RECORDS TO USE.
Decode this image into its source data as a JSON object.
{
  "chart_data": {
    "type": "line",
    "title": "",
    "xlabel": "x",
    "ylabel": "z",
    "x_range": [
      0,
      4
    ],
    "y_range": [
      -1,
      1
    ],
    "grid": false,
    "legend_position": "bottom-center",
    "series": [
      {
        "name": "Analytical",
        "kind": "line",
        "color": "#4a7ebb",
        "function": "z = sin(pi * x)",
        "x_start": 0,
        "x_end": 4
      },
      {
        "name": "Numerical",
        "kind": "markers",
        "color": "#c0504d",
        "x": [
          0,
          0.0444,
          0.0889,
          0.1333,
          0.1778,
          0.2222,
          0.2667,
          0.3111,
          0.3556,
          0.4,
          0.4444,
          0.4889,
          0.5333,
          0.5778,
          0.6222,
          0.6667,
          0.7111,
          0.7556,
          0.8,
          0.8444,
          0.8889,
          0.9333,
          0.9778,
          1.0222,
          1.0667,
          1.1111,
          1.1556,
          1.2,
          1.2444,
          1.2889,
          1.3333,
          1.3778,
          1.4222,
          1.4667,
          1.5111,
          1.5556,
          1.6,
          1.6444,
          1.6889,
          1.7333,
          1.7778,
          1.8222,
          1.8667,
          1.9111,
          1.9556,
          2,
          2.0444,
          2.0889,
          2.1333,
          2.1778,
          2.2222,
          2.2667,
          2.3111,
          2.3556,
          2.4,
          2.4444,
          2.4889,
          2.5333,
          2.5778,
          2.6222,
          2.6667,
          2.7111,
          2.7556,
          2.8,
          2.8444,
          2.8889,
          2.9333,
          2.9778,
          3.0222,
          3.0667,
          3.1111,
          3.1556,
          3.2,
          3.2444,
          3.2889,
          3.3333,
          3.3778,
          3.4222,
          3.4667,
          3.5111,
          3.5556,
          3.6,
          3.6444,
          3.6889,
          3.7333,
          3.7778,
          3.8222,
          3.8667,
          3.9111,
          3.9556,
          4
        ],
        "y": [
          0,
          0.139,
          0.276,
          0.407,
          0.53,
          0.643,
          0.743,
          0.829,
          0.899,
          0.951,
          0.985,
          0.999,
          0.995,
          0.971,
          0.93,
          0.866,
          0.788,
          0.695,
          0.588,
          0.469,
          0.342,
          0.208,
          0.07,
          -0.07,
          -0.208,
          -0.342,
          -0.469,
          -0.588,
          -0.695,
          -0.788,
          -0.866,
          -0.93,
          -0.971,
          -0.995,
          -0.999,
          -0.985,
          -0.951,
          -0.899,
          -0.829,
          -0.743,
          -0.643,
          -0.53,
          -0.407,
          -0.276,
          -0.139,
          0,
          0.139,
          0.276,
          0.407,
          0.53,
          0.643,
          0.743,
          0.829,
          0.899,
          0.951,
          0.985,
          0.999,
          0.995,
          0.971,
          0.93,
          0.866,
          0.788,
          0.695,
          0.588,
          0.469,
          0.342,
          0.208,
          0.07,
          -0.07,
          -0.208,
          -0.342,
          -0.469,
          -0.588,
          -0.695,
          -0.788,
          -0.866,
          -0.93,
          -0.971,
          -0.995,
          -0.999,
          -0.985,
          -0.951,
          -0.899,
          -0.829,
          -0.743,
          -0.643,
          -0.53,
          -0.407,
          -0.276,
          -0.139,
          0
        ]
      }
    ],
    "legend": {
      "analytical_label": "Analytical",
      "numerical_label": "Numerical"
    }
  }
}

GIVEN REQUEST. Copy each line of the data above without altering a single character.

OUTPUT OF THE TASK.
Decode this image into its source data as a JSON object.
{
  "chart_data": {
    "type": "line",
    "title": "",
    "xlabel": "x",
    "ylabel": "z",
    "x_range": [
      0,
      4
    ],
    "y_range": [
      -1,
      1
    ],
    "grid": false,
    "legend_position": "bottom-center",
    "series": [
      {
        "name": "Analytical",
        "kind": "line",
        "color": "#4a7ebb",
        "function": "z = sin(pi * x)",
        "x_start": 0,
        "x_end": 4
      },
      {
        "name": "Numerical",
        "kind": "markers",
        "color": "#c0504d",
        "x": [
          0,
          0.0444,
          0.0889,
          0.1333,
          0.1778,
          0.2222,
          0.2667,
          0.3111,
          0.3556,
          0.4,
          0.4444,
          0.4889,
          0.5333,
          0.5778,
          0.6222,
          0.6667,
          0.7111,
          0.7556,
          0.8,
          0.8444,
          0.8889,
          0.9333,
          0.9778,
          1.0222,
          1.0667,
          1.1111,
          1.1556,
          1.2,
          1.2444,
          1.2889,
          1.3333,
          1.3778,
          1.4222,
          1.4667,
          1.5111,
          1.5556,
          1.6,
          1.6444,
          1.6889,
          1.7333,
          1.7778,
          1.8222,
          1.8667,
          1.9111,
          1.9556,
          2,
          2.0444,
          2.0889,
          2.1333,
          2.1778,
          2.2222,
          2.2667,
          2.3111,
          2.3556,
          2.4,
          2.4444,
          2.4889,
          2.5333,
          2.5778,
          2.6222,
          2.6667,
          2.7111,
          2.7556,
          2.8,
          2.8444,
          2.8889,
          2.9333,
          2.9778,
          3.0222,
          3.0667,
          3.1111,
          3.1556,
          3.2,
          3.2444,
          3.2889,
          3.3333,
          3.3778,
          3.4222,
          3.4667,
          3.5111,
          3.5556,
          3.6,
          3.6444,
          3.6889,
          3.7333,
          3.7778,
          3.8222,
          3.8667,
          3.9111,
          3.9556,
          4
        ],
        "y": [
          0,
          0.139,
          0.276,
          0.407,
          0.53,
          0.643,
          0.743,
          0.829,
          0.899,
          0.951,
          0.985,
          0.999,
          0.995,
          0.971,
          0.93,
          0.866,
          0.788,
          0.695,
          0.588,
          0.469,
          0.342,
          0.208,
          0.07,
          -0.07,
          -0.208,
          -0.342,
          -0.469,
          -0.588,
          -0.695,
          -0.788,
          -0.866,
          -0.93,
          -0.971,
          -0.995,
          -0.999,
          -0.985,
          -0.951,
          -0.899,
          -0.829,
          -0.743,
          -0.643,
          -0.53,
          -0.407,
          -0.276,
          -0.139,
          0,
          0.139,
          0.276,
          0.407,
          0.53,
          0.643,
          0.743,
          0.829,
          0.899,
          0.951,
          0.985,
          0.999,
          0.995,
          0.971,
          0.93,
          0.866,
          0.788,
          0.695,
          0.588,
          0.469,
          0.342,
          0.208,
          0.07,
          -0.07,
          -0.208,
          -0.342,
          -0.469,
          -0.588,
          -0.695,
          -0.788,
          -0.866,
          -0.93,
          -0.971,
          -0.995,
          -0.999,
          -0.985,
          -0.951,
          -0.899,
          -0.829,
          -0.743,
          -0.643,
          -0.53,
          -0.407,
          -0.276,
          -0.139,
          0
        ]
      }
    ],
    "legend": {
      "analytical_label": "Analytical",
      "numerical_label": "Numerical"
    }
  }
}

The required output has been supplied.